-- start of Data extract --

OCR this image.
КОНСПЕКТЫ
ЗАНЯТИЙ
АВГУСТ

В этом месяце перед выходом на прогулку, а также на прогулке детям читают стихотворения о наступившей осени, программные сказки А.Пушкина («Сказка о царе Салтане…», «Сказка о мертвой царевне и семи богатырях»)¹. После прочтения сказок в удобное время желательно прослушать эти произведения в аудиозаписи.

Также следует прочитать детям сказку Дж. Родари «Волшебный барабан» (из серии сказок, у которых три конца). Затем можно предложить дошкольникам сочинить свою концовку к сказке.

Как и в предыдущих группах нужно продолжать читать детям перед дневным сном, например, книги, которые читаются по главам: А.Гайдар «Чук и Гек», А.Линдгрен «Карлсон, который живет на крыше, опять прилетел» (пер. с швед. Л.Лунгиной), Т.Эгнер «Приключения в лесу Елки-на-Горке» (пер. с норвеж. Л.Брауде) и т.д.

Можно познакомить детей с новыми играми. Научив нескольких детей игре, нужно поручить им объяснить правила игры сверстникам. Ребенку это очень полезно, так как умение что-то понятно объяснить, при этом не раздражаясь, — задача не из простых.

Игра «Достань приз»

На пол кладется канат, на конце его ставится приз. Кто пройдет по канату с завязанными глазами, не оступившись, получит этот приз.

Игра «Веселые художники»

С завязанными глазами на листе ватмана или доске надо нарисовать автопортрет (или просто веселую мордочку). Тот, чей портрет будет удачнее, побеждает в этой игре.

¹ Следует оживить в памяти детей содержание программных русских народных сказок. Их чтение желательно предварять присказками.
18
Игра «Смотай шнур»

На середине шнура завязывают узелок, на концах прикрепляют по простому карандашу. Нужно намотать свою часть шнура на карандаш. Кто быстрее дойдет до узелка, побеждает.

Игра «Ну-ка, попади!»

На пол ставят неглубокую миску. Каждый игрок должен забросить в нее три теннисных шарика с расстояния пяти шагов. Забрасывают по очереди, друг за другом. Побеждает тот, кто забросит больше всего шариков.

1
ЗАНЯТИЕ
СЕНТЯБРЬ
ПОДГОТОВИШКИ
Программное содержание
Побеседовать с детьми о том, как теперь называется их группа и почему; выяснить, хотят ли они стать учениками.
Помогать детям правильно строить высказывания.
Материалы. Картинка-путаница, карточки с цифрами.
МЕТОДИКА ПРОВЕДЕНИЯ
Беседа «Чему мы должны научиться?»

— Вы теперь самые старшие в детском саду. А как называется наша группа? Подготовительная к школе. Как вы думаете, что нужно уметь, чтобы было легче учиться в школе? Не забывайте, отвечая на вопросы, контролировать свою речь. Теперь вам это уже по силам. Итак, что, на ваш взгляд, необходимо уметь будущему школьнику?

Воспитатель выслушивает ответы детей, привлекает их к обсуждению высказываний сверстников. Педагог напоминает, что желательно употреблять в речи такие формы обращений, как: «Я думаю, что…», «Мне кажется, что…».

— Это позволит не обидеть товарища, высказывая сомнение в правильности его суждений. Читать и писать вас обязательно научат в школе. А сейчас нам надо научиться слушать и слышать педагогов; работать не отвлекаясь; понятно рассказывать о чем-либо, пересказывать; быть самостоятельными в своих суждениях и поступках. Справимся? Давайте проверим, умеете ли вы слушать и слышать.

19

-- end of Data extract --

◆ **Exercise aim**
Repeat the records above exactly.

◆ **Result below**
OCR this image.
КОНСПЕКТЫ
ЗАНЯТИЙ
АВГУСТ

В этом месяце перед выходом на прогулку, а также на прогулке детям читают стихотворения о наступившей осени, программные сказки А.Пушкина («Сказка о царе Салтане…», «Сказка о мертвой царевне и семи богатырях»)¹. После прочтения сказок в удобное время желательно прослушать эти произведения в аудиозаписи.

Также следует прочитать детям сказку Дж. Родари «Волшебный барабан» (из серии сказок, у которых три конца). Затем можно предложить дошкольникам сочинить свою концовку к сказке.

Как и в предыдущих группах нужно продолжать читать детям перед дневным сном, например, книги, которые читаются по главам: А.Гайдар «Чук и Гек», А.Линдгрен «Карлсон, который живет на крыше, опять прилетел» (пер. с швед. Л.Лунгиной), Т.Эгнер «Приключения в лесу Елки-на-Горке» (пер. с норвеж. Л.Брауде) и т.д.

Можно познакомить детей с новыми играми. Научив нескольких детей игре, нужно поручить им объяснить правила игры сверстникам. Ребенку это очень полезно, так как умение что-то понятно объяснить, при этом не раздражаясь, — задача не из простых.

Игра «Достань приз»

На пол кладется канат, на конце его ставится приз. Кто пройдет по канату с завязанными глазами, не оступившись, получит этот приз.

Игра «Веселые художники»

С завязанными глазами на листе ватмана или доске надо нарисовать автопортрет (или просто веселую мордочку). Тот, чей портрет будет удачнее, побеждает в этой игре.

¹ Следует оживить в памяти детей содержание программных русских народных сказок. Их чтение желательно предварять присказками.
18
Игра «Смотай шнур»

На середине шнура завязывают узелок, на концах прикрепляют по простому карандашу. Нужно намотать свою часть шнура на карандаш. Кто быстрее дойдет до узелка, побеждает.

Игра «Ну-ка, попади!»

На пол ставят неглубокую миску. Каждый игрок должен забросить в нее три теннисных шарика с расстояния пяти шагов. Забрасывают по очереди, друг за другом. Побеждает тот, кто забросит больше всего шариков.

1
ЗАНЯТИЕ
СЕНТЯБРЬ
ПОДГОТОВИШКИ
Программное содержание
Побеседовать с детьми о том, как теперь называется их группа и почему; выяснить, хотят ли они стать учениками.
Помогать детям правильно строить высказывания.
Материалы. Картинка-путаница, карточки с цифрами.
МЕТОДИКА ПРОВЕДЕНИЯ
Беседа «Чему мы должны научиться?»

— Вы теперь самые старшие в детском саду. А как называется наша группа? Подготовительная к школе. Как вы думаете, что нужно уметь, чтобы было легче учиться в школе? Не забывайте, отвечая на вопросы, контролировать свою речь. Теперь вам это уже по силам. Итак, что, на ваш взгляд, необходимо уметь будущему школьнику?

Воспитатель выслушивает ответы детей, привлекает их к обсуждению высказываний сверстников. Педагог напоминает, что желательно употреблять в речи такие формы обращений, как: «Я думаю, что…», «Мне кажется, что…».

— Это позволит не обидеть товарища, высказывая сомнение в правильности его суждений. Читать и писать вас обязательно научат в школе. А сейчас нам надо научиться слушать и слышать педагогов; работать не отвлекаясь; понятно рассказывать о чем-либо, пересказывать; быть самостоятельными в своих суждениях и поступках. Справимся? Давайте проверим, умеете ли вы слушать и слышать.

19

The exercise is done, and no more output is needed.